→ Page
■ ■ ■

It would be desirable to have a process for removing sulfur from fuel feedstocks, like naphtha, containing olefins which minimizes loss of octane value using an inexpensive procedure under a wide range of conditions, to provide a cleaner environment along with a more stable economy.

This invention concerns a process for selectively hydrodesulfurizing naphtha. The process comprises contacting naphtha, containing olefins and thiohydrocarbons, with hydrogen under vigorous hydrodesulfurizing conditions in the presence of essentially deactivated hydrotreating catalyst which selectively produces hydrogen sulfide and desulfurized hydrocarbons while retaining high olefin content.

This invention enables the selective HDS of naphtha while minimizing loss in octane level. This is achieved using basically deactivated hydrotreating catalyst within a broad range of conditions.

The naphtha which may be used in this process is essentially any petroleum material containing significant amounts of olefins and thiohydrocarbons. Generally, the naphtha is a mixture of hydrocarbons distilled from crude oil or made directly or indirectly by cracking or other processing. Cracked naphtha is a fraction derived from catalytic or thermal cracking operations of heavier petroleum fractions. The term hydrocarbon means compounds having hydrogen and carbon atoms Hydrocarbons may be cyclic or acyclic, including straight- or branched-chain, saturated or unsaturated, including aromatic, and may be unsubstituted or substituted with other elements such as sulfur, oxygen, nitrogen, halogen, as well as metals or others elements found in petroleum. The term thiohydrocarbon means hydrocarbon compounds containing sulfur. The term olefin means nonaromatic, unsaturated hydrocarbons. The naphtha will typically have a boiling range of from about 50°C to about 200°C, and a maximum boiling point of up to about 230°C

The sulfur content in the naphtha may be any amount for which sulfur removal is desired. Typically, the naphtha contains from about 0.05 to about 0.5 weight percent sulfur. The sulfur may be present in any, typically hydrocarbonaceous, form. Generally, sulfur is present as a mixture of thiohydrocarbons, including mercaptans, sulfides, disulfides and heterocyclic compounds like thiophenes, such as described in Equation 1 previously.

The olefins contained in the naphtha have one or more ethylenic unsaturation, such as acyclic or cyclic olefins, diolefins and the like. The olefins contribute to the anti-knocking property of the composition, as may be shown by the octane number of the composition. Typically, the total amount of olefins is from about 10 to about 60, preferably from about 10 to about 50, and most preferably from about 15 to about 45 volume percent of the naphtha.

The hydrogen may be provided as substantially pure hydrogen gas or may contain inert or other gases, including light hydrocarbons. Any hydrogen not consumed during the reaction may be isolated and recycled for reuse. The hydrogen is generally provided as hydrogen-containing gas with a major amount of, over half up to nearly pure, hydrogen gas with the balance being inert or hydrocarbonaceous gases. The amount of hydrogen used may be any amount effective for HDS to occur. Typically, hydrogen is added, for continuous reactions, at gas hourly space velocity (GHSV) rates of from about 70 to about 1,000, preferably from about 70 to about 500, and most preferably from about 90 to about 270, m3 H2 /m3 feedstock·hour.

■ ■ ■

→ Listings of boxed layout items
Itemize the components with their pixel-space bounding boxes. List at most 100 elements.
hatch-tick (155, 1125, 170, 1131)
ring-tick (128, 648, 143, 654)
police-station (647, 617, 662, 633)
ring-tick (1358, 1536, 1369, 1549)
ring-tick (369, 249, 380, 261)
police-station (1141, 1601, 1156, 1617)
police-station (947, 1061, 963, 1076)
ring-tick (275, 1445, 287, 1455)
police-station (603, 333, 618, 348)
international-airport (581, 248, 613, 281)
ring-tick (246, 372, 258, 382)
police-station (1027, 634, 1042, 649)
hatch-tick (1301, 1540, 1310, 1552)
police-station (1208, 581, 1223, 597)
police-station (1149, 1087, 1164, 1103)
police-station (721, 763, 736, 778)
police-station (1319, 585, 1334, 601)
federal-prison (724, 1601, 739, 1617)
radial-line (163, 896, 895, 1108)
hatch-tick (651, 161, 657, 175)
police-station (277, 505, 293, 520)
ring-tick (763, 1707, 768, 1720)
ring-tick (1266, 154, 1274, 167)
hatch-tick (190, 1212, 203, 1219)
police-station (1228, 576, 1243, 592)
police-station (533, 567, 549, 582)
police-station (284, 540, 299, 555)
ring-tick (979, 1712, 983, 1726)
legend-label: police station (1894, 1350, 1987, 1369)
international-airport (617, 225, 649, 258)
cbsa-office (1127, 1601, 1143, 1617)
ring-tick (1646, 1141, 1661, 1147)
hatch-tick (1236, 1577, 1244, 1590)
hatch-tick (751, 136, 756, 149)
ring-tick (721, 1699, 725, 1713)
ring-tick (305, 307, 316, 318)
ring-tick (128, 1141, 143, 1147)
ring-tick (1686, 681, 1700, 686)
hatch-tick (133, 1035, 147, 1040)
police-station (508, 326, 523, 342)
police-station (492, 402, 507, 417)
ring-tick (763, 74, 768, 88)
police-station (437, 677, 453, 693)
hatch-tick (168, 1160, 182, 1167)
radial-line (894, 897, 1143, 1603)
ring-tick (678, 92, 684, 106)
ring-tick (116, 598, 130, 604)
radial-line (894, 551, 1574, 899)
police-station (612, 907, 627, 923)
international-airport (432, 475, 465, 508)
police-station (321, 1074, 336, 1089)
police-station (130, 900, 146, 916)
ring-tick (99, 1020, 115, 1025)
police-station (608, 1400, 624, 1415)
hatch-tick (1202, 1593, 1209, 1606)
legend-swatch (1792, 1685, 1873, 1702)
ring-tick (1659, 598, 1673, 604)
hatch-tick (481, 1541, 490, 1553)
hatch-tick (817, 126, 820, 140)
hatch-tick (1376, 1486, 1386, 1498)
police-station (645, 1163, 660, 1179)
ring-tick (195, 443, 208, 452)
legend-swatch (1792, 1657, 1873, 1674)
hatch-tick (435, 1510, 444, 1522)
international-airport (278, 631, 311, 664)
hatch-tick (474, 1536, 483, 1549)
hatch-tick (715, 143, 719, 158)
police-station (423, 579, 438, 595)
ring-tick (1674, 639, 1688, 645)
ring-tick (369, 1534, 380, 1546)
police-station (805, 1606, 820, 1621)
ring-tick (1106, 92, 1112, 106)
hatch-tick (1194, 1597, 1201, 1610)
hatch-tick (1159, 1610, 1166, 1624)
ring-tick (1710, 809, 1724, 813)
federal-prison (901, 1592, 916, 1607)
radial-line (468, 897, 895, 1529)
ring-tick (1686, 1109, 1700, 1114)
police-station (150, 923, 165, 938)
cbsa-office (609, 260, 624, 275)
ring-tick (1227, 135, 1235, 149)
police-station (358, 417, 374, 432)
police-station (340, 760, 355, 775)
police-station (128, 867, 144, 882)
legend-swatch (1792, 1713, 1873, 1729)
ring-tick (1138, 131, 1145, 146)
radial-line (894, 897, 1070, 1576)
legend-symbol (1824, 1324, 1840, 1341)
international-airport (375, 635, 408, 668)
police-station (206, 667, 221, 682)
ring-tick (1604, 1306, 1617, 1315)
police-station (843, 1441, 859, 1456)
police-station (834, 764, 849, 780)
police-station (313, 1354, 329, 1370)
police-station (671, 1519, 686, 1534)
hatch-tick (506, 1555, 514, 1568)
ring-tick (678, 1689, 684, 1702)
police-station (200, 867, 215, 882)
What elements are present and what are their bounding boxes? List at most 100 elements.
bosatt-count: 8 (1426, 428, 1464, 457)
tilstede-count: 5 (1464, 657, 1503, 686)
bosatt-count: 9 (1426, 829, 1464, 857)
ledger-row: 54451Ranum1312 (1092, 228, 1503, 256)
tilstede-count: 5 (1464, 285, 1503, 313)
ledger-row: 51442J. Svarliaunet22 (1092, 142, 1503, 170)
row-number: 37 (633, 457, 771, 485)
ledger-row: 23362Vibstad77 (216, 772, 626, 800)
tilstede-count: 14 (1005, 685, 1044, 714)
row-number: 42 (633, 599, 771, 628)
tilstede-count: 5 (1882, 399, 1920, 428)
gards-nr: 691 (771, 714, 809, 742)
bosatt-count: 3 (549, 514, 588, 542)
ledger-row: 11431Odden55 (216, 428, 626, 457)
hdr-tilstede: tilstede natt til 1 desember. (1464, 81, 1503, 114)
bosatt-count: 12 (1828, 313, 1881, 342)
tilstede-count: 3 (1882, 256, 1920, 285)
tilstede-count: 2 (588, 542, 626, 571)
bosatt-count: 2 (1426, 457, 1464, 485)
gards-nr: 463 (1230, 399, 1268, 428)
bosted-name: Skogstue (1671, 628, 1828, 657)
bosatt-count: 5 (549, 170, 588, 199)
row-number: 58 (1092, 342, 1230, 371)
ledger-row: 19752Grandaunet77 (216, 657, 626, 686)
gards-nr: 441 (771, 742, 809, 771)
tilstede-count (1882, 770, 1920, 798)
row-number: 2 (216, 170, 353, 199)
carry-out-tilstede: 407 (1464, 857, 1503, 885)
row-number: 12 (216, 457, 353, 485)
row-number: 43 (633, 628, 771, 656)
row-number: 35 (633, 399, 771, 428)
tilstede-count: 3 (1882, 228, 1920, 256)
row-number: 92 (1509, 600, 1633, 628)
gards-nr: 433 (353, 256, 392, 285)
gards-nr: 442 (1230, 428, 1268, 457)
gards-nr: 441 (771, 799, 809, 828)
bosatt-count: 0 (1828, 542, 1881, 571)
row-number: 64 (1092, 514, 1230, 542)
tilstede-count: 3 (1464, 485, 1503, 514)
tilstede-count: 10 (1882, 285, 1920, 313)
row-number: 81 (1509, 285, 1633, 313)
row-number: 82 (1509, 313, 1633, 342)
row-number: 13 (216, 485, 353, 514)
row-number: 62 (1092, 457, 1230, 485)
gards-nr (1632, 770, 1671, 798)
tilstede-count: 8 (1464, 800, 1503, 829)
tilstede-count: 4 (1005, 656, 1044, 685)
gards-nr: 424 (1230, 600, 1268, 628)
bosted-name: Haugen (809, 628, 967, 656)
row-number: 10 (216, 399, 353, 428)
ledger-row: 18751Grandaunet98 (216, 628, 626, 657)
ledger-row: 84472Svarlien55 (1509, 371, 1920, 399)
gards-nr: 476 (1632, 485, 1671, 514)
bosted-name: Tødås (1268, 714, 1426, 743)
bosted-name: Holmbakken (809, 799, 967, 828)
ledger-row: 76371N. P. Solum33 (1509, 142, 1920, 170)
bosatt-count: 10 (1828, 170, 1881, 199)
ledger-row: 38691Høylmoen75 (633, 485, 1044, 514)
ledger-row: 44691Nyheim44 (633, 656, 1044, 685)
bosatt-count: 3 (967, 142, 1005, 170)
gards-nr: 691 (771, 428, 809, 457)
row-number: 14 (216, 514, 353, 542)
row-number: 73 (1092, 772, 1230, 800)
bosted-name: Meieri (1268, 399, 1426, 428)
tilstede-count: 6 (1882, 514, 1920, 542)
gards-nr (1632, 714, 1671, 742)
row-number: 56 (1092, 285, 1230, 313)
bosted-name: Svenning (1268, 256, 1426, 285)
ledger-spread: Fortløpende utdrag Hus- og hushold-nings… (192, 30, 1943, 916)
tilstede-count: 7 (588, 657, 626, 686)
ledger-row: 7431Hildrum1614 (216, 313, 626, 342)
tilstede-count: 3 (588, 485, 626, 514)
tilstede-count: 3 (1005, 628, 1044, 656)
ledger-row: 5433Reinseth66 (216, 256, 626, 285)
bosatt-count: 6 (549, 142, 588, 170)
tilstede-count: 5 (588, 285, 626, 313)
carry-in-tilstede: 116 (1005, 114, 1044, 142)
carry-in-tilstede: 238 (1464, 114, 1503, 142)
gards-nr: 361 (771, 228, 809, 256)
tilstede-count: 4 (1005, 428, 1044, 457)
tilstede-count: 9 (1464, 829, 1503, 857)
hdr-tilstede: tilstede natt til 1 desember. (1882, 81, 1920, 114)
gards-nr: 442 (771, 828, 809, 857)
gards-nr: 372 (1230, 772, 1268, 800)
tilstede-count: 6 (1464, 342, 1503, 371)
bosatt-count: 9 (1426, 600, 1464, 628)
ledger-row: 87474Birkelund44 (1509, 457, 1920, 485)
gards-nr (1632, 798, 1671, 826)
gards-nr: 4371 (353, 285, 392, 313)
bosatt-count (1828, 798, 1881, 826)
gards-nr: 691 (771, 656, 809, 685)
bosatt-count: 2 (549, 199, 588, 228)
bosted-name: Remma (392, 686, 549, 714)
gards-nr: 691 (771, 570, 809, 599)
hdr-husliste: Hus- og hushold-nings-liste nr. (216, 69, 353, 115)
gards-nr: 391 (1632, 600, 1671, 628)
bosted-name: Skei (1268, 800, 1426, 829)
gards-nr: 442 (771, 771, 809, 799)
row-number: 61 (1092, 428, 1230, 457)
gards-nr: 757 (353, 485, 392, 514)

■ ■ ■

→ Required actions
1) Quote the section of the naphtha desulfurization passage that opens with the words containing "This invention concerns" and closes with "high olefin content.".
2) Write what comes next in the naphtha desulfurization passage, starting right after its last sentence.

→ Solved problems
1)
This invention concerns a process for selectively hydrodesulfurizing naphtha. The process comprises contacting naphtha, containing olefins and thiohydrocarbons, with hydrogen under vigorous hydrodesulfurizing conditions in the presence of essentially deactivated hydrotreating catalyst which selectively produces hydrogen sulfide and desulfurized hydrocarbons while retaining high olefin content.

2)
The deactivated hydrotreating catalyst is a material which selectively hydrodesulfurizes the naphtha, producing desulfurized hydrocarbons while retaining a high level of olefins in the naphtha. Generally, the catalyst has one or mixtures of catalytic agents, typically Group VI and Group VIII metals, provided on a porous support. Preferred Group VI metals include chromium, molybdenum and tungsten. Preferred Group VIII metals include cobalt and nickel. Additional metals or other elements can be present, such as phosphorus, fluorine, titanium, boron and the like. Particularly preferred metals include cobalt and molybdenum, with or without phosphorus. The porous support may be any material effective as a support for the catalyst. Illustrative supports include, among others, one or mixtures of the following: inorganic metal oxides, such as alumina, magnesia, silica, titania, zeolites, or the like; carbon; and the like. Alumina is the preferred metal oxide.

The particular catalyst composition and structure is not critical. Any effective, including known, deactivated hydrotreating catalyst which can provide the selective HDS of this invention can be used. The amount of catalytic agent in the supported catalyst, prior to the addition of deactivating deposits, typically ranges from about 2% to about 60%, preferably from about 5% to about 50%, and most preferably from about 8% to about 40%. When using Group VI and VIII metals, the relative weight proportion of Group VI to Group VIII metals typically ranges from about 0.5:1 to about 100:1, preferably from about 1:1 to about 20:1, and most preferably from about 0.6:1 to about 10:1. The surface area, pore volume, grain size, skeletal or grain density, form, and other characteristics of the catalyst may be any effective, including known, type or amount. Illustrative catalysts are presented in the Oil and Gas Journal, dated Oct. 14, 1991 on pages 43 to 78, which is incorporated herein by reference.

The catalyst is a deactivated hydrotreating material including any material which, prior to deactivation, is capable of catalyzing hydrotreating reactions. The term hydrotreating means any process for reacting hydrogen with hydrocarbons containing heteroatoms, such as oxygen, nitrogen or sulfur, or unsaturation to the corresponding hydrocarbon wherein hydrogen is substituted in place of some or all of the heteroatoms or unsaturation. Typical hydrotreating reactions include HDS, hydrodenitrogenation, hydrodeoxygenation, hydrodemetallation, and the like including those given in the previously described equations. Hydrotreating catalysts may be produced using any effective, including known, procedure, such as described in Catalyst Manufacture, Laboratory and Commercial Preparations, by A. B. Stiles, Marcel Decker, Inc., N.Y. (1983). The hydrotreating catalyst may be initially activated by presulfiding using any effective sulfiding agent, such as carbon disulfide, hydrogen sulfide, dimethyldisulfide, or the like, generally in the presence of hydrogen-containing gas with or without hydrocarbons.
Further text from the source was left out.